## Stated goal:
Look over the lines below. Report each one that includes the string "Current".
──────── Material
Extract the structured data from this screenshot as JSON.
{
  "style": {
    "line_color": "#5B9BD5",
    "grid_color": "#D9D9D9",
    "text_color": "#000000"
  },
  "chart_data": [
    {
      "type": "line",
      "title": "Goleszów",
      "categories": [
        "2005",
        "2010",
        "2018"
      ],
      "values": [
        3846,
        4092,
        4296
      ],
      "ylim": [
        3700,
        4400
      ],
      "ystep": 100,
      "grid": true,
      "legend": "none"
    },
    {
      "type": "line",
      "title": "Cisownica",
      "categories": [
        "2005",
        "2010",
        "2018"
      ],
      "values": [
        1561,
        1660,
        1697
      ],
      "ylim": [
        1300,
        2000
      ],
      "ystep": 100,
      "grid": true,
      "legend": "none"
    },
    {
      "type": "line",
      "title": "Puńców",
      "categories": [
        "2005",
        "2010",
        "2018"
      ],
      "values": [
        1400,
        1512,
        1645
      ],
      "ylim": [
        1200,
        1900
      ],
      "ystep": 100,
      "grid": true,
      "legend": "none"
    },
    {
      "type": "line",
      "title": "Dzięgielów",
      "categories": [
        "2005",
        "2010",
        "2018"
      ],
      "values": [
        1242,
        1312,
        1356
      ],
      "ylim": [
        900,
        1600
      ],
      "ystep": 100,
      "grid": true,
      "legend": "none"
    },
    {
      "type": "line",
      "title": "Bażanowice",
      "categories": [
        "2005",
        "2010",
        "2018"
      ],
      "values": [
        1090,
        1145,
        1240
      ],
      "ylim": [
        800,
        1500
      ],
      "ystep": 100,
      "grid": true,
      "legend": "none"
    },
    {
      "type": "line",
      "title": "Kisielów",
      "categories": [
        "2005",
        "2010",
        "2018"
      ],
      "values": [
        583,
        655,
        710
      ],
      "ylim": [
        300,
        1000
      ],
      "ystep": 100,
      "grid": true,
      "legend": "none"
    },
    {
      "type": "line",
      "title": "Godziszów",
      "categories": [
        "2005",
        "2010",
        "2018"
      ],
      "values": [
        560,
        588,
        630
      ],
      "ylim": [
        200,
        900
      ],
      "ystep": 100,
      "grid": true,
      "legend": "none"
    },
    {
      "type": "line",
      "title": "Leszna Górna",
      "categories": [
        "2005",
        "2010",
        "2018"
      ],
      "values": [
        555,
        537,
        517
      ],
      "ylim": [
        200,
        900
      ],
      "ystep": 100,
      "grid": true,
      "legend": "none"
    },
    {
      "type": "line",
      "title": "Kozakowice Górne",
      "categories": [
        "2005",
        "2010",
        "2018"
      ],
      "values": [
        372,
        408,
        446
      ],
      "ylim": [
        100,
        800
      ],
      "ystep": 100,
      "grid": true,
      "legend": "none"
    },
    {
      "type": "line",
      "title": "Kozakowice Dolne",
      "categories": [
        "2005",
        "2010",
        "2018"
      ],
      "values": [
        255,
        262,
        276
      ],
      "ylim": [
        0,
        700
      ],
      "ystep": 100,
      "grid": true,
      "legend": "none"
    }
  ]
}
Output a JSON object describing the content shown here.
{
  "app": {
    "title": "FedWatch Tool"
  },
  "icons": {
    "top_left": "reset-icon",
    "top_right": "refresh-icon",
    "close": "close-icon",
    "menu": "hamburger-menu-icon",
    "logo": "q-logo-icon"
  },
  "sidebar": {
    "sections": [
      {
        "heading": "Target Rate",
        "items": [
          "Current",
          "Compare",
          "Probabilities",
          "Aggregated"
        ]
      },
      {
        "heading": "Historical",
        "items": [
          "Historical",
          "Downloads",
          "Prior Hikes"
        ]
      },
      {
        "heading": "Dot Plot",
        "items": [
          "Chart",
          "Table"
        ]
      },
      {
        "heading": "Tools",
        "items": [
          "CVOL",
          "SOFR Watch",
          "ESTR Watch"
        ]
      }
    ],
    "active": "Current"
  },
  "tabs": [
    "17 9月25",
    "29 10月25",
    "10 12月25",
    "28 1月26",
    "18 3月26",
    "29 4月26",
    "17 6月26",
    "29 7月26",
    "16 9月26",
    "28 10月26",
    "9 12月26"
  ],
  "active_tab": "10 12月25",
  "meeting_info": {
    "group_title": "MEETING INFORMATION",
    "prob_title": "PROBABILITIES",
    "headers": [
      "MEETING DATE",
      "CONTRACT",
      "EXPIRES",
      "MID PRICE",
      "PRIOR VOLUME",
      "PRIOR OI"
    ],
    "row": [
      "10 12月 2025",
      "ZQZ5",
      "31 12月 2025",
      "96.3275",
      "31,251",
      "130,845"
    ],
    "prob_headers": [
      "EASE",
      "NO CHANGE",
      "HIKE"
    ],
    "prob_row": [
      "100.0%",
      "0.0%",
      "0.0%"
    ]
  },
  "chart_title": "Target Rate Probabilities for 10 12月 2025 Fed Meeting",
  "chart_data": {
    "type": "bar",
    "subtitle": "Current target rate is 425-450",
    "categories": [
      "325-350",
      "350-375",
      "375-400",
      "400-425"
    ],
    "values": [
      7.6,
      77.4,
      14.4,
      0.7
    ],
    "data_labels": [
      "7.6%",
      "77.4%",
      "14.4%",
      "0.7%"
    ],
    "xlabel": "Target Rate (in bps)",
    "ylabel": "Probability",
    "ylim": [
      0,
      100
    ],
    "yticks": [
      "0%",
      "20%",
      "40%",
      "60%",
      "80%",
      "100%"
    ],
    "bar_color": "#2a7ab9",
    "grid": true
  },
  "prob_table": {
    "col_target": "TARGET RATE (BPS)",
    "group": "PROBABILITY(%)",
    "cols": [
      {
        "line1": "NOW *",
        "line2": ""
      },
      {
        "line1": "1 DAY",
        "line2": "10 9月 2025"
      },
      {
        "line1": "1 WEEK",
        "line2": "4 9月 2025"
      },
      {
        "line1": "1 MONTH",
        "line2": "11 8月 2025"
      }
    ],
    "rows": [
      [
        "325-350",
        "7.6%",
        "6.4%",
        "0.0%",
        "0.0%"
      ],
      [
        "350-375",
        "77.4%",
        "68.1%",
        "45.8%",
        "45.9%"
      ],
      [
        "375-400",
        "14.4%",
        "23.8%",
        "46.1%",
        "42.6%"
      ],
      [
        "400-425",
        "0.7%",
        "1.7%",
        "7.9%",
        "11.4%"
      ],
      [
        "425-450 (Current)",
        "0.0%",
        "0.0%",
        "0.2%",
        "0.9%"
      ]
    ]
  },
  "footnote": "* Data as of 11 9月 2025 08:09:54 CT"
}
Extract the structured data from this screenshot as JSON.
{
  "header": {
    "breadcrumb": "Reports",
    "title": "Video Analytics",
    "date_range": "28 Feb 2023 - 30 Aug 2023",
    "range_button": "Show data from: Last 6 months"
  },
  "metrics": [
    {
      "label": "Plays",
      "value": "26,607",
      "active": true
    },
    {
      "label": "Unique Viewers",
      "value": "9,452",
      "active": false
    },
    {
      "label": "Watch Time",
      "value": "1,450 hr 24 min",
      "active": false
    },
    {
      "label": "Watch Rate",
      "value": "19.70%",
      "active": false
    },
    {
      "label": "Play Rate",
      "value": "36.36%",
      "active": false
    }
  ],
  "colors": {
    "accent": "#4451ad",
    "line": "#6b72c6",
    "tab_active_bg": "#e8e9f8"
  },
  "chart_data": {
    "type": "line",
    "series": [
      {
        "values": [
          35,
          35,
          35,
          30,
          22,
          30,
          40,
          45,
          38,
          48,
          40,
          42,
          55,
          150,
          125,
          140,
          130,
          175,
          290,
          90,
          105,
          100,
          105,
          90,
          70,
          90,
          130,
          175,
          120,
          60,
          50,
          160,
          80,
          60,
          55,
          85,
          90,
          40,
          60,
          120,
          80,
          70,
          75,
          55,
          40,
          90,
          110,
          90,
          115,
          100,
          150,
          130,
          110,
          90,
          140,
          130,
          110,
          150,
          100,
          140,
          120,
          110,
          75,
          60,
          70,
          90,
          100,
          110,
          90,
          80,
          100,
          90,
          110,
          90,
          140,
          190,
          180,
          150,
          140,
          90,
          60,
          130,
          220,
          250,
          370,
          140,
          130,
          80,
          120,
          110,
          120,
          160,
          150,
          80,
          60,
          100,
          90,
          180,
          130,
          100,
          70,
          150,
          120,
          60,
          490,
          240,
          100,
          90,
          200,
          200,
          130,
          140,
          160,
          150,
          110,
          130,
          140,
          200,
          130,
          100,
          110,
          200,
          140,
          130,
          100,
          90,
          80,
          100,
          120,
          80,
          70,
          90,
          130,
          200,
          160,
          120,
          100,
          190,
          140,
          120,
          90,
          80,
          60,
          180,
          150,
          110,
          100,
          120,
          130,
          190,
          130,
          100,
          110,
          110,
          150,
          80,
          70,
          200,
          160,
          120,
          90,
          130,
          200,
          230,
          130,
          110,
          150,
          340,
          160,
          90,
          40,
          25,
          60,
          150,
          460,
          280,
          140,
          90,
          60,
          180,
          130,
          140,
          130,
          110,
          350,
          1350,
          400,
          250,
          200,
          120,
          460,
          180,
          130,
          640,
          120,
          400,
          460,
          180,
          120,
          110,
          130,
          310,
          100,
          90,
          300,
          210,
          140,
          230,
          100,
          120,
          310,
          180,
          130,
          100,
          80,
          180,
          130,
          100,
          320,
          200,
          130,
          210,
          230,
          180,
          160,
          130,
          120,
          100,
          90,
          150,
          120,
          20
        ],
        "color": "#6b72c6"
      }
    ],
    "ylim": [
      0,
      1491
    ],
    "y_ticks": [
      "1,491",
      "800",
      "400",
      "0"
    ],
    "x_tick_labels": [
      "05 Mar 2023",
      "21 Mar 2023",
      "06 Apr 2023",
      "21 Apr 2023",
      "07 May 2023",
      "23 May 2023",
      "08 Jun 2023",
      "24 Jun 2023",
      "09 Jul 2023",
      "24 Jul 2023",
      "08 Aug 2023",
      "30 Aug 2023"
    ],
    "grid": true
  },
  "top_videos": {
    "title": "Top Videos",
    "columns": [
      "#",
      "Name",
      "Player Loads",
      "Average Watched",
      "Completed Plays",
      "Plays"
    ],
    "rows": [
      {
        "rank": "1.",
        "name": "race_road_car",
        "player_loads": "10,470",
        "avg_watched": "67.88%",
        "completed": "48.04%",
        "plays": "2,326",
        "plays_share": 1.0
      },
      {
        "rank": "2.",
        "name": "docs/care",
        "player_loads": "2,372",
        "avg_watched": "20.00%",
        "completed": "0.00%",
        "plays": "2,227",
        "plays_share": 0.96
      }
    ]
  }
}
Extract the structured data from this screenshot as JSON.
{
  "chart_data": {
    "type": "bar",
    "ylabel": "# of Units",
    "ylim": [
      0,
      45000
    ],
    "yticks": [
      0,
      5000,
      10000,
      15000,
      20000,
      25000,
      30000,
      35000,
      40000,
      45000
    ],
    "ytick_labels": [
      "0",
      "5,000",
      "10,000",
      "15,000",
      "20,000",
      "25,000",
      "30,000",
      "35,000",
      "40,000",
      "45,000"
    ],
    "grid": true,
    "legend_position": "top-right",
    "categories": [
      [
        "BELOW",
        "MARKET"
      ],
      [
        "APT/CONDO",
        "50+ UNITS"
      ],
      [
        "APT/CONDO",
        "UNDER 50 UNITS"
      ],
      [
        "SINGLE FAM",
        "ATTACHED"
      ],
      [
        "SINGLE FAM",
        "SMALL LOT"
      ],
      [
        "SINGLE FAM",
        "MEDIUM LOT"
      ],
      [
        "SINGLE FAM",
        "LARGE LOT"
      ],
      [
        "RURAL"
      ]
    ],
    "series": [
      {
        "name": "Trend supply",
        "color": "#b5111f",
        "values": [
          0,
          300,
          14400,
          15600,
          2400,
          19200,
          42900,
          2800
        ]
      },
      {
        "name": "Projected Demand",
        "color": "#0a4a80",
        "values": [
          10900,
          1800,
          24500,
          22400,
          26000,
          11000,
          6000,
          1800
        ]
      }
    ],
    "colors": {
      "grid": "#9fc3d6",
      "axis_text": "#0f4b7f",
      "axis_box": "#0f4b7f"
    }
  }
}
────────────────
## The reply:
          "Current",
    "active": "Current"
    "subtitle": "Current target rate is 425-450",
        "425-450 (Current)",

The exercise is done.